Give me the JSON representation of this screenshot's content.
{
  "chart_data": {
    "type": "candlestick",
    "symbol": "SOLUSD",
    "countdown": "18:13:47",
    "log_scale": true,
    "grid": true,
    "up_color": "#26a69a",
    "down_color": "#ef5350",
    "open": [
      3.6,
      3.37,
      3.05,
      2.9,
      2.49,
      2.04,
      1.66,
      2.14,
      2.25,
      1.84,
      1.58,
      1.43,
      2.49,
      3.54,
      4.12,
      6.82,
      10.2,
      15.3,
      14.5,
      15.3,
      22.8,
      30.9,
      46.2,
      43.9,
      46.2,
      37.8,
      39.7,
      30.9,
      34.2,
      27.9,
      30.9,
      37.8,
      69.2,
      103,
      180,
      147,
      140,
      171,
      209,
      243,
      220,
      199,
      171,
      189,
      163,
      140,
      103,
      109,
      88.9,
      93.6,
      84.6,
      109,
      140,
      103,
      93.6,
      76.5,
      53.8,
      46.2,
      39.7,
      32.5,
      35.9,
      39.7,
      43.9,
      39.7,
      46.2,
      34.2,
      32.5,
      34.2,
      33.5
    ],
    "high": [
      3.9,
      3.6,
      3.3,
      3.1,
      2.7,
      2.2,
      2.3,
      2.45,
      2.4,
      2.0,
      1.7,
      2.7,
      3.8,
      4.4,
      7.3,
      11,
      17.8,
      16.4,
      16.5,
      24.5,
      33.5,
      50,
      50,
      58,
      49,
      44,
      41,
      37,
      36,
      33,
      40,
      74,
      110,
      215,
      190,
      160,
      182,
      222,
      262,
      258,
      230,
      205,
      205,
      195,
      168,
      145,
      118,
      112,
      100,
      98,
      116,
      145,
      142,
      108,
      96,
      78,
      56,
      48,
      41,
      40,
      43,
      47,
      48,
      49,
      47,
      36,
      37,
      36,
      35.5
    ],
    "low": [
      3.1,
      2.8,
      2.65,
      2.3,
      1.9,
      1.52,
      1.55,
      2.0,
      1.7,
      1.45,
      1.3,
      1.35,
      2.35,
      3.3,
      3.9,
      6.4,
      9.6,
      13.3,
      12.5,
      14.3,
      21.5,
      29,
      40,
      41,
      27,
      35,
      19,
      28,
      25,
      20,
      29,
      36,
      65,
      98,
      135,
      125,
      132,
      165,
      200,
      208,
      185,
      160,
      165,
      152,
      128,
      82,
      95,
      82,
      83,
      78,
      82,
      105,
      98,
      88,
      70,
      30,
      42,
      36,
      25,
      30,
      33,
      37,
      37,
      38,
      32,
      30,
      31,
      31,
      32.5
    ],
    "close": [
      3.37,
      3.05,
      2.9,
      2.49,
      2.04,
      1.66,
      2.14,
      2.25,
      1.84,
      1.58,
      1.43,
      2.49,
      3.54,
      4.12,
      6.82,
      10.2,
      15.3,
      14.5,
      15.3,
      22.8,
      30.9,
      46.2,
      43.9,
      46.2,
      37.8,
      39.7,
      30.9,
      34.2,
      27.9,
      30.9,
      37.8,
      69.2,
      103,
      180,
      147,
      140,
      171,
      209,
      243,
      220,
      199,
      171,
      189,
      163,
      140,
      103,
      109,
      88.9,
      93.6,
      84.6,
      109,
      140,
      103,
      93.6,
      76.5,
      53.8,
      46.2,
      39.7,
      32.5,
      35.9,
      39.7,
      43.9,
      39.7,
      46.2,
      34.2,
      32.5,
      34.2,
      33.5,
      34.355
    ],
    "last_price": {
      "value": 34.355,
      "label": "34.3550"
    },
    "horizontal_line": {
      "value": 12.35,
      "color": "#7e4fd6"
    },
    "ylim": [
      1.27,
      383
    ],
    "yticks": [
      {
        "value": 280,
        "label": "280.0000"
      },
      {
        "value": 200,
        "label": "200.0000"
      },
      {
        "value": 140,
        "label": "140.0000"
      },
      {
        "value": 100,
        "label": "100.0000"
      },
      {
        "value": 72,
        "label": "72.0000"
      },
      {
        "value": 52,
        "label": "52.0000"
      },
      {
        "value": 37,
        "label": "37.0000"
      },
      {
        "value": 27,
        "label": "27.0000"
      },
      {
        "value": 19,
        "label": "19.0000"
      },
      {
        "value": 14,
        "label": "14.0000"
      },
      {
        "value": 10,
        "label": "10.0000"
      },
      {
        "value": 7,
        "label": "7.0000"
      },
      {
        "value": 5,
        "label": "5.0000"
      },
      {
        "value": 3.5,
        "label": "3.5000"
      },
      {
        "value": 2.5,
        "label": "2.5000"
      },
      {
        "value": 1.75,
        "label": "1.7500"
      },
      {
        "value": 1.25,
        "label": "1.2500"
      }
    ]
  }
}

Task prompt: Return all of the entries word for word.

Response to this task:
Give me the JSON representation of this screenshot's content.
{
  "chart_data": {
    "type": "candlestick",
    "symbol": "SOLUSD",
    "countdown": "18:13:47",
    "log_scale": true,
    "grid": true,
    "up_color": "#26a69a",
    "down_color": "#ef5350",
    "open": [
      3.6,
      3.37,
      3.05,
      2.9,
      2.49,
      2.04,
      1.66,
      2.14,
      2.25,
      1.84,
      1.58,
      1.43,
      2.49,
      3.54,
      4.12,
      6.82,
      10.2,
      15.3,
      14.5,
      15.3,
      22.8,
      30.9,
      46.2,
      43.9,
      46.2,
      37.8,
      39.7,
      30.9,
      34.2,
      27.9,
      30.9,
      37.8,
      69.2,
      103,
      180,
      147,
      140,
      171,
      209,
      243,
      220,
      199,
      171,
      189,
      163,
      140,
      103,
      109,
      88.9,
      93.6,
      84.6,
      109,
      140,
      103,
      93.6,
      76.5,
      53.8,
      46.2,
      39.7,
      32.5,
      35.9,
      39.7,
      43.9,
      39.7,
      46.2,
      34.2,
      32.5,
      34.2,
      33.5
    ],
    "high": [
      3.9,
      3.6,
      3.3,
      3.1,
      2.7,
      2.2,
      2.3,
      2.45,
      2.4,
      2.0,
      1.7,
      2.7,
      3.8,
      4.4,
      7.3,
      11,
      17.8,
      16.4,
      16.5,
      24.5,
      33.5,
      50,
      50,
      58,
      49,
      44,
      41,
      37,
      36,
      33,
      40,
      74,
      110,
      215,
      190,
      160,
      182,
      222,
      262,
      258,
      230,
      205,
      205,
      195,
      168,
      145,
      118,
      112,
      100,
      98,
      116,
      145,
      142,
      108,
      96,
      78,
      56,
      48,
      41,
      40,
      43,
      47,
      48,
      49,
      47,
      36,
      37,
      36,
      35.5
    ],
    "low": [
      3.1,
      2.8,
      2.65,
      2.3,
      1.9,
      1.52,
      1.55,
      2.0,
      1.7,
      1.45,
      1.3,
      1.35,
      2.35,
      3.3,
      3.9,
      6.4,
      9.6,
      13.3,
      12.5,
      14.3,
      21.5,
      29,
      40,
      41,
      27,
      35,
      19,
      28,
      25,
      20,
      29,
      36,
      65,
      98,
      135,
      125,
      132,
      165,
      200,
      208,
      185,
      160,
      165,
      152,
      128,
      82,
      95,
      82,
      83,
      78,
      82,
      105,
      98,
      88,
      70,
      30,
      42,
      36,
      25,
      30,
      33,
      37,
      37,
      38,
      32,
      30,
      31,
      31,
      32.5
    ],
    "close": [
      3.37,
      3.05,
      2.9,
      2.49,
      2.04,
      1.66,
      2.14,
      2.25,
      1.84,
      1.58,
      1.43,
      2.49,
      3.54,
      4.12,
      6.82,
      10.2,
      15.3,
      14.5,
      15.3,
      22.8,
      30.9,
      46.2,
      43.9,
      46.2,
      37.8,
      39.7,
      30.9,
      34.2,
      27.9,
      30.9,
      37.8,
      69.2,
      103,
      180,
      147,
      140,
      171,
      209,
      243,
      220,
      199,
      171,
      189,
      163,
      140,
      103,
      109,
      88.9,
      93.6,
      84.6,
      109,
      140,
      103,
      93.6,
      76.5,
      53.8,
      46.2,
      39.7,
      32.5,
      35.9,
      39.7,
      43.9,
      39.7,
      46.2,
      34.2,
      32.5,
      34.2,
      33.5,
      34.355
    ],
    "last_price": {
      "value": 34.355,
      "label": "34.3550"
    },
    "horizontal_line": {
      "value": 12.35,
      "color": "#7e4fd6"
    },
    "ylim": [
      1.27,
      383
    ],
    "yticks": [
      {
        "value": 280,
        "label": "280.0000"
      },
      {
        "value": 200,
        "label": "200.0000"
      },
      {
        "value": 140,
        "label": "140.0000"
      },
      {
        "value": 100,
        "label": "100.0000"
      },
      {
        "value": 72,
        "label": "72.0000"
      },
      {
        "value": 52,
        "label": "52.0000"
      },
      {
        "value": 37,
        "label": "37.0000"
      },
      {
        "value": 27,
        "label": "27.0000"
      },
      {
        "value": 19,
        "label": "19.0000"
      },
      {
        "value": 14,
        "label": "14.0000"
      },
      {
        "value": 10,
        "label": "10.0000"
      },
      {
        "value": 7,
        "label": "7.0000"
      },
      {
        "value": 5,
        "label": "5.0000"
      },
      {
        "value": 3.5,
        "label": "3.5000"
      },
      {
        "value": 2.5,
        "label": "2.5000"
      },
      {
        "value": 1.75,
        "label": "1.7500"
      },
      {
        "value": 1.25,
        "label": "1.2500"
      }
    ]
  }
}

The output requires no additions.